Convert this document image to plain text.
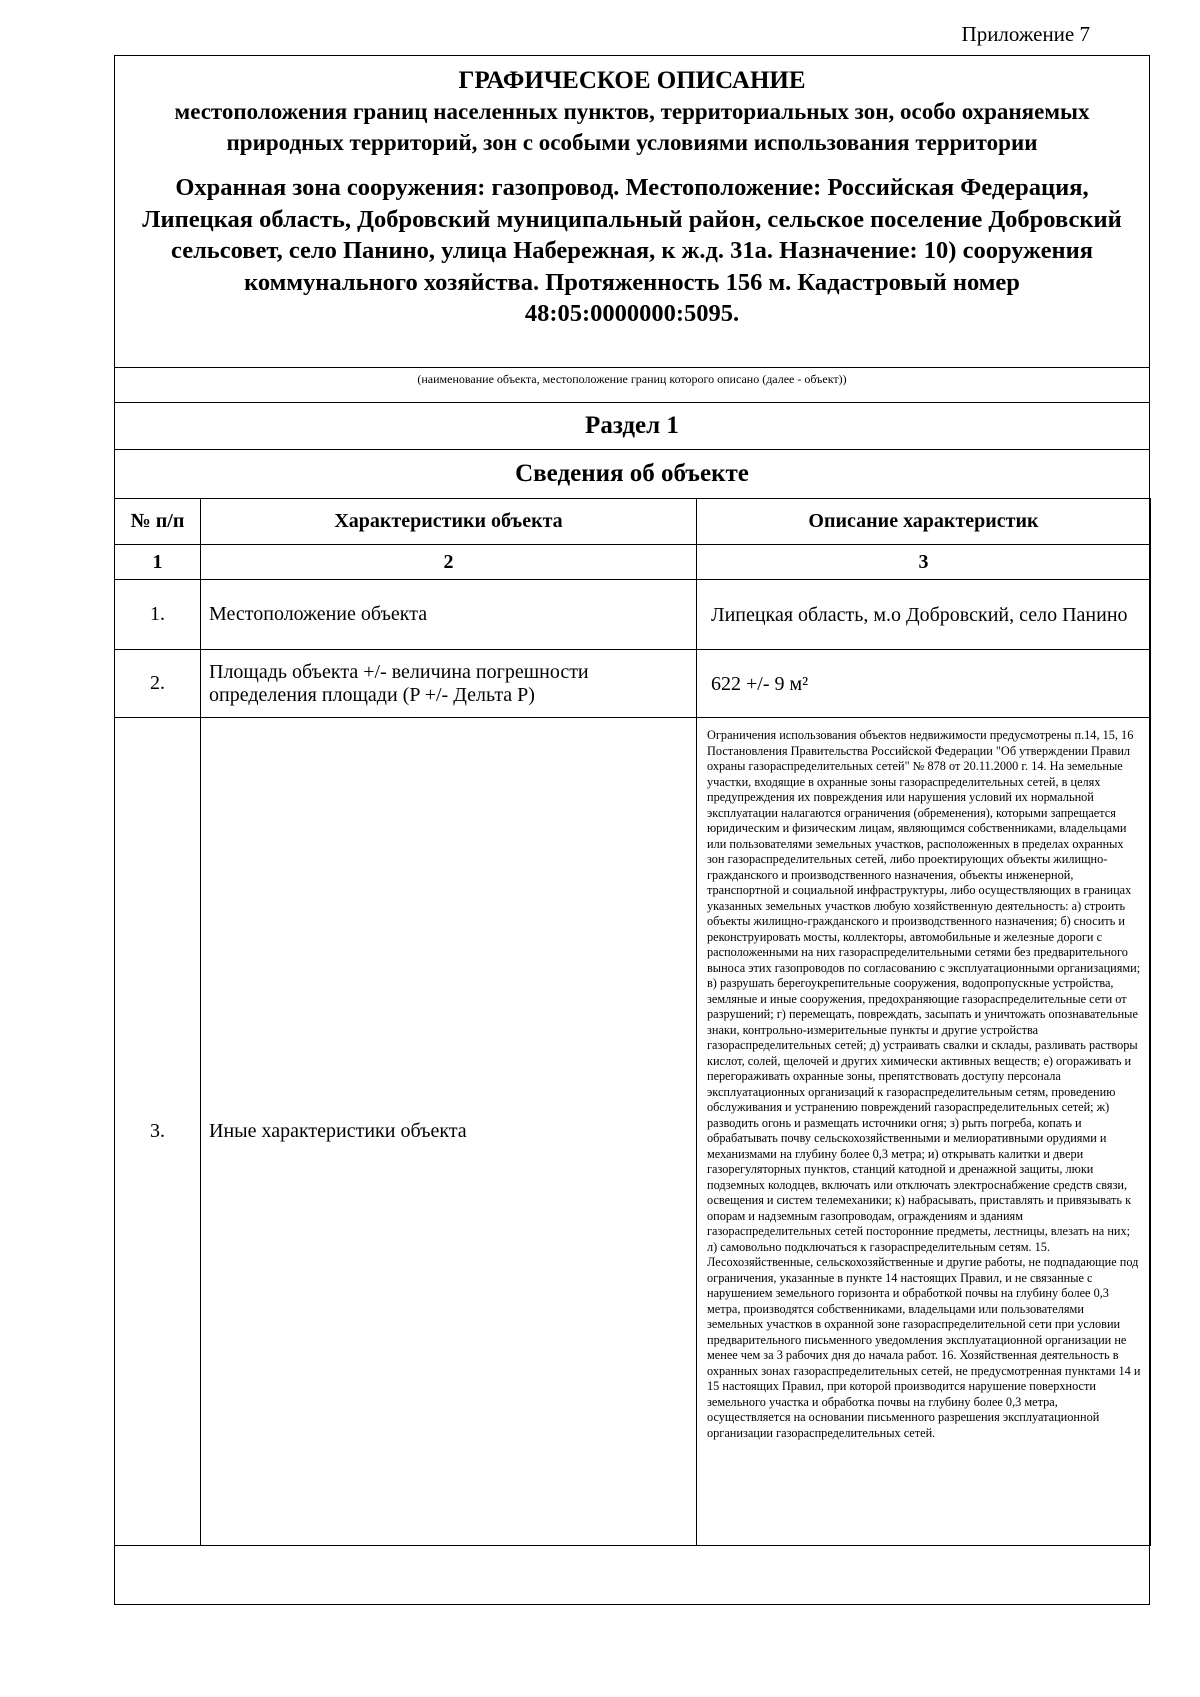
Приложение 7
ГРАФИЧЕСКОЕ ОПИСАНИЕ
местоположения границ населенных пунктов, территориальных зон, особо охраняемых природных территорий, зон с особыми условиями использования территории
Охранная зона сооружения: газопровод. Местоположение: Российская Федерация, Липецкая область, Добровский муниципальный район, сельское поселение Добровский сельсовет, село Панино, улица Набережная, к ж.д. 31а. Назначение: 10) сооружения коммунального хозяйства. Протяженность 156 м. Кадастровый номер 48:05:0000000:5095.
(наименование объекта, местоположение границ которого описано (далее - объект))
Раздел 1
Сведения об объекте
№ п/п	Характеристики объекта	Описание характеристик
1	2	3
1.	Местоположение объекта	Липецкая область, м.о Добровский, село Панино
2.	Площадь объекта +/- величина погрешности определения площади (P +/- Дельта P)	622 +/- 9 м²
3.	Иные характеристики объекта	Ограничения использования объектов недвижимости предусмотрены п.14, 15, 16 Постановления Правительства Российской Федерации "Об утверждении Правил охраны газораспределительных сетей" № 878 от 20.11.2000 г. 14. На земельные участки, входящие в охранные зоны газораспределительных сетей, в целях предупреждения их повреждения или нарушения условий их нормальной эксплуатации налагаются ограничения (обременения), которыми запрещается юридическим и физическим лицам, являющимся собственниками, владельцами или пользователями земельных участков, расположенных в пределах охранных зон газораспределительных сетей, либо проектирующих объекты жилищно-гражданского и производственного назначения, объекты инженерной, транспортной и социальной инфраструктуры, либо осуществляющих в границах указанных земельных участков любую хозяйственную деятельность: а) строить объекты жилищно-гражданского и производственного назначения; б) сносить и реконструировать мосты, коллекторы, автомобильные и железные дороги с расположенными на них газораспределительными сетями без предварительного выноса этих газопроводов по согласованию с эксплуатационными организациями; в) разрушать берегоукрепительные сооружения, водопропускные устройства, земляные и иные сооружения, предохраняющие газораспределительные сети от разрушений; г) перемещать, повреждать, засыпать и уничтожать опознавательные знаки, контрольно-измерительные пункты и другие устройства газораспределительных сетей; д) устраивать свалки и склады, разливать растворы кислот, солей, щелочей и других химически активных веществ; е) огораживать и перегораживать охранные зоны, препятствовать доступу персонала эксплуатационных организаций к газораспределительным сетям, проведению обслуживания и устранению повреждений газораспределительных сетей; ж) разводить огонь и размещать источники огня; з) рыть погреба, копать и обрабатывать почву сельскохозяйственными и мелиоративными орудиями и механизмами на глубину более 0,3 метра; и) открывать калитки и двери газорегуляторных пунктов, станций катодной и дренажной защиты, люки подземных колодцев, включать или отключать электроснабжение средств связи, освещения и систем телемеханики; к) набрасывать, приставлять и привязывать к опорам и надземным газопроводам, ограждениям и зданиям газораспределительных сетей посторонние предметы, лестницы, влезать на них; л) самовольно подключаться к газораспределительным сетям. 15. Лесохозяйственные, сельскохозяйственные и другие работы, не подпадающие под ограничения, указанные в пункте 14 настоящих Правил, и не связанные с нарушением земельного горизонта и обработкой почвы на глубину более 0,3 метра, производятся собственниками, владельцами или пользователями земельных участков в охранной зоне газораспределительной сети при условии предварительного письменного уведомления эксплуатационной организации не менее чем за 3 рабочих дня до начала работ. 16. Хозяйственная деятельность в охранных зонах газораспределительных сетей, не предусмотренная пунктами 14 и 15 настоящих Правил, при которой производится нарушение поверхности земельного участка и обработка почвы на глубину более 0,3 метра, осуществляется на основании письменного разрешения эксплуатационной организации газораспределительных сетей.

• • • • • • •

REQUIREMENTS. Write the records out once more, exactly as they appear, with no pictures.

PROBLEM SOLUTION.
Convert this document image to plain text.
Приложение 7
ГРАФИЧЕСКОЕ ОПИСАНИЕ
местоположения границ населенных пунктов, территориальных зон, особо охраняемых природных территорий, зон с особыми условиями использования территории
Охранная зона сооружения: газопровод. Местоположение: Российская Федерация, Липецкая область, Добровский муниципальный район, сельское поселение Добровский сельсовет, село Панино, улица Набережная, к ж.д. 31а. Назначение: 10) сооружения коммунального хозяйства. Протяженность 156 м. Кадастровый номер 48:05:0000000:5095.
(наименование объекта, местоположение границ которого описано (далее - объект))
Раздел 1
Сведения об объекте
№ п/п	Характеристики объекта	Описание характеристик
1	2	3
1.	Местоположение объекта	Липецкая область, м.о Добровский, село Панино
2.	Площадь объекта +/- величина погрешности определения площади (P +/- Дельта P)	622 +/- 9 м²
3.	Иные характеристики объекта	Ограничения использования объектов недвижимости предусмотрены п.14, 15, 16 Постановления Правительства Российской Федерации "Об утверждении Правил охраны газораспределительных сетей" № 878 от 20.11.2000 г. 14. На земельные участки, входящие в охранные зоны газораспределительных сетей, в целях предупреждения их повреждения или нарушения условий их нормальной эксплуатации налагаются ограничения (обременения), которыми запрещается юридическим и физическим лицам, являющимся собственниками, владельцами или пользователями земельных участков, расположенных в пределах охранных зон газораспределительных сетей, либо проектирующих объекты жилищно-гражданского и производственного назначения, объекты инженерной, транспортной и социальной инфраструктуры, либо осуществляющих в границах указанных земельных участков любую хозяйственную деятельность: а) строить объекты жилищно-гражданского и производственного назначения; б) сносить и реконструировать мосты, коллекторы, автомобильные и железные дороги с расположенными на них газораспределительными сетями без предварительного выноса этих газопроводов по согласованию с эксплуатационными организациями; в) разрушать берегоукрепительные сооружения, водопропускные устройства, земляные и иные сооружения, предохраняющие газораспределительные сети от разрушений; г) перемещать, повреждать, засыпать и уничтожать опознавательные знаки, контрольно-измерительные пункты и другие устройства газораспределительных сетей; д) устраивать свалки и склады, разливать растворы кислот, солей, щелочей и других химически активных веществ; е) огораживать и перегораживать охранные зоны, препятствовать доступу персонала эксплуатационных организаций к газораспределительным сетям, проведению обслуживания и устранению повреждений газораспределительных сетей; ж) разводить огонь и размещать источники огня; з) рыть погреба, копать и обрабатывать почву сельскохозяйственными и мелиоративными орудиями и механизмами на глубину более 0,3 метра; и) открывать калитки и двери газорегуляторных пунктов, станций катодной и дренажной защиты, люки подземных колодцев, включать или отключать электроснабжение средств связи, освещения и систем телемеханики; к) набрасывать, приставлять и привязывать к опорам и надземным газопроводам, ограждениям и зданиям газораспределительных сетей посторонние предметы, лестницы, влезать на них; л) самовольно подключаться к газораспределительным сетям. 15. Лесохозяйственные, сельскохозяйственные и другие работы, не подпадающие под ограничения, указанные в пункте 14 настоящих Правил, и не связанные с нарушением земельного горизонта и обработкой почвы на глубину более 0,3 метра, производятся собственниками, владельцами или пользователями земельных участков в охранной зоне газораспределительной сети при условии предварительного письменного уведомления эксплуатационной организации не менее чем за 3 рабочих дня до начала работ. 16. Хозяйственная деятельность в охранных зонах газораспределительных сетей, не предусмотренная пунктами 14 и 15 настоящих Правил, при которой производится нарушение поверхности земельного участка и обработка почвы на глубину более 0,3 метра, осуществляется на основании письменного разрешения эксплуатационной организации газораспределительных сетей.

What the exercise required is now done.